**TASK PROMPT:**
Look through the material below. Copy each line that contains the string "true".
## Begin THE DATA
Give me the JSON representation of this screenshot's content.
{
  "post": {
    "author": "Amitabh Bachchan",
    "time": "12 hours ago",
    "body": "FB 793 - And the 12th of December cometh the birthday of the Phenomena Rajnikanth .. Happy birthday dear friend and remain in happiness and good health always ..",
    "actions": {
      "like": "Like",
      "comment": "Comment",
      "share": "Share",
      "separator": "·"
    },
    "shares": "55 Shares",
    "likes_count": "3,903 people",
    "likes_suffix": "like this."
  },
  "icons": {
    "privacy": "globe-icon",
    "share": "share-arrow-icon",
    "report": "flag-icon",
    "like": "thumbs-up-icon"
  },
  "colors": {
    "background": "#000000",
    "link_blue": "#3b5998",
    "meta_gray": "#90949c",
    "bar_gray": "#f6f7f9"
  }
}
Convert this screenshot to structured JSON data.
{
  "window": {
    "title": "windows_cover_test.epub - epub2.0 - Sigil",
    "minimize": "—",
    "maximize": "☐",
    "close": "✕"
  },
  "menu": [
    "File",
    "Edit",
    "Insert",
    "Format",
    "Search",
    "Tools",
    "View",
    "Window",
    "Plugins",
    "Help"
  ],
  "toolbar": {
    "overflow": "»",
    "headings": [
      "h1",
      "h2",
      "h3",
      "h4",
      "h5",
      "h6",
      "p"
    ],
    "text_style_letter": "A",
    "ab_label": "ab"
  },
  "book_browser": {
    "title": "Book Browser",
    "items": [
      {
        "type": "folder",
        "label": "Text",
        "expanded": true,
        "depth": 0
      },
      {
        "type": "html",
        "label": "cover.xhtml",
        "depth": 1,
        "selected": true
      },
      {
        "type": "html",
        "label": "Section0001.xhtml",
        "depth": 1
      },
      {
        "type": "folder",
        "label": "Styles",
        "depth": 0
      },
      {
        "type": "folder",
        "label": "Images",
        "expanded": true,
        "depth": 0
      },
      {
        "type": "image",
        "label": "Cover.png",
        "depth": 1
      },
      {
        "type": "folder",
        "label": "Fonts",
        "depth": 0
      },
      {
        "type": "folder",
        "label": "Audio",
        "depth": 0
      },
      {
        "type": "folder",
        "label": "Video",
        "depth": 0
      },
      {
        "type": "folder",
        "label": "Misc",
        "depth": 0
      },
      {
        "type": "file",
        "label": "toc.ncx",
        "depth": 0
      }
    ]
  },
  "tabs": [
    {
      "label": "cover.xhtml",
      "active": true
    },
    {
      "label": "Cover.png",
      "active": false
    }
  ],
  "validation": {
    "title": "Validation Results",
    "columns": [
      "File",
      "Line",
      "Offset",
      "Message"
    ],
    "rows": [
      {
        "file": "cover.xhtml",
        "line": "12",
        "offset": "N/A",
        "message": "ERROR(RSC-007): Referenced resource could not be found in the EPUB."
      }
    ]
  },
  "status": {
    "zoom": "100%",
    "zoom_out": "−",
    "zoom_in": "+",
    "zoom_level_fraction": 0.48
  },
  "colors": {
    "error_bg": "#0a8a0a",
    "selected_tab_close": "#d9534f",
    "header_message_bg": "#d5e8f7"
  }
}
## End THE DATA
**FULL SOLUTION:**
        "expanded": true,
        "selected": true
        "expanded": true,
      "active": true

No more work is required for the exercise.